----- Information provided
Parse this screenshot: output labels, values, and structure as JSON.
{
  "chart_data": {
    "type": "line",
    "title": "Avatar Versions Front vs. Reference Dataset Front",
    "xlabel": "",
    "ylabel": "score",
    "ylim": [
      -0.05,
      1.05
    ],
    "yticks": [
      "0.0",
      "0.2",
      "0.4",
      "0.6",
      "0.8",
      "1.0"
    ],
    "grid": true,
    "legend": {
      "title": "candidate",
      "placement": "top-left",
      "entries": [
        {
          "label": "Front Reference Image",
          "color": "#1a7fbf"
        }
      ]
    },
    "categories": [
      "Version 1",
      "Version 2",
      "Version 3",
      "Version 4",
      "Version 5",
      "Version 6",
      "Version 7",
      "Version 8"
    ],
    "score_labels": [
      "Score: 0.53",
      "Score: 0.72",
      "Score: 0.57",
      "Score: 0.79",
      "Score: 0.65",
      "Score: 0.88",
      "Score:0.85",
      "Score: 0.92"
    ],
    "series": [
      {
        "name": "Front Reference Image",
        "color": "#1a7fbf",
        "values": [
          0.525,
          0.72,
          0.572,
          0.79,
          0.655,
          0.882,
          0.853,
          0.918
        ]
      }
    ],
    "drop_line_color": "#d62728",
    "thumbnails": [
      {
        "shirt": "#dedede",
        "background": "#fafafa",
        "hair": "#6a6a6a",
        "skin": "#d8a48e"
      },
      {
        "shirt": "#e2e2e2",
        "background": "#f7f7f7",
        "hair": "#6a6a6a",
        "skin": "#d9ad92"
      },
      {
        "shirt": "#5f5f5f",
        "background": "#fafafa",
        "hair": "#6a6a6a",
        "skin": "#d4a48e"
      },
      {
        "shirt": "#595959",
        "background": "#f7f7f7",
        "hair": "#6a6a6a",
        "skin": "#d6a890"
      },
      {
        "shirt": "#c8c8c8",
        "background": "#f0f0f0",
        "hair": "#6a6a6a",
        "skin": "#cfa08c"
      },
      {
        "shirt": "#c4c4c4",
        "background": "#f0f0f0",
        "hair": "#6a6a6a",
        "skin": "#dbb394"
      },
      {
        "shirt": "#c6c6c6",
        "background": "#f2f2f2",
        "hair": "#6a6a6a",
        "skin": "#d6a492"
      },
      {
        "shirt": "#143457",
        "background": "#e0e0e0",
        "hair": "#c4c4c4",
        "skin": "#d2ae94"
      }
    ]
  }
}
----------
## What needs to be done
Repeat the material above in full, exactly as it stands.

## Output of the task
Parse this screenshot: output labels, values, and structure as JSON.
{
  "chart_data": {
    "type": "line",
    "title": "Avatar Versions Front vs. Reference Dataset Front",
    "xlabel": "",
    "ylabel": "score",
    "ylim": [
      -0.05,
      1.05
    ],
    "yticks": [
      "0.0",
      "0.2",
      "0.4",
      "0.6",
      "0.8",
      "1.0"
    ],
    "grid": true,
    "legend": {
      "title": "candidate",
      "placement": "top-left",
      "entries": [
        {
          "label": "Front Reference Image",
          "color": "#1a7fbf"
        }
      ]
    },
    "categories": [
      "Version 1",
      "Version 2",
      "Version 3",
      "Version 4",
      "Version 5",
      "Version 6",
      "Version 7",
      "Version 8"
    ],
    "score_labels": [
      "Score: 0.53",
      "Score: 0.72",
      "Score: 0.57",
      "Score: 0.79",
      "Score: 0.65",
      "Score: 0.88",
      "Score:0.85",
      "Score: 0.92"
    ],
    "series": [
      {
        "name": "Front Reference Image",
        "color": "#1a7fbf",
        "values": [
          0.525,
          0.72,
          0.572,
          0.79,
          0.655,
          0.882,
          0.853,
          0.918
        ]
      }
    ],
    "drop_line_color": "#d62728",
    "thumbnails": [
      {
        "shirt": "#dedede",
        "background": "#fafafa",
        "hair": "#6a6a6a",
        "skin": "#d8a48e"
      },
      {
        "shirt": "#e2e2e2",
        "background": "#f7f7f7",
        "hair": "#6a6a6a",
        "skin": "#d9ad92"
      },
      {
        "shirt": "#5f5f5f",
        "background": "#fafafa",
        "hair": "#6a6a6a",
        "skin": "#d4a48e"
      },
      {
        "shirt": "#595959",
        "background": "#f7f7f7",
        "hair": "#6a6a6a",
        "skin": "#d6a890"
      },
      {
        "shirt": "#c8c8c8",
        "background": "#f0f0f0",
        "hair": "#6a6a6a",
        "skin": "#cfa08c"
      },
      {
        "shirt": "#c4c4c4",
        "background": "#f0f0f0",
        "hair": "#6a6a6a",
        "skin": "#dbb394"
      },
      {
        "shirt": "#c6c6c6",
        "background": "#f2f2f2",
        "hair": "#6a6a6a",
        "skin": "#d6a492"
      },
      {
        "shirt": "#143457",
        "background": "#e0e0e0",
        "hair": "#c4c4c4",
        "skin": "#d2ae94"
      }
    ]
  }
}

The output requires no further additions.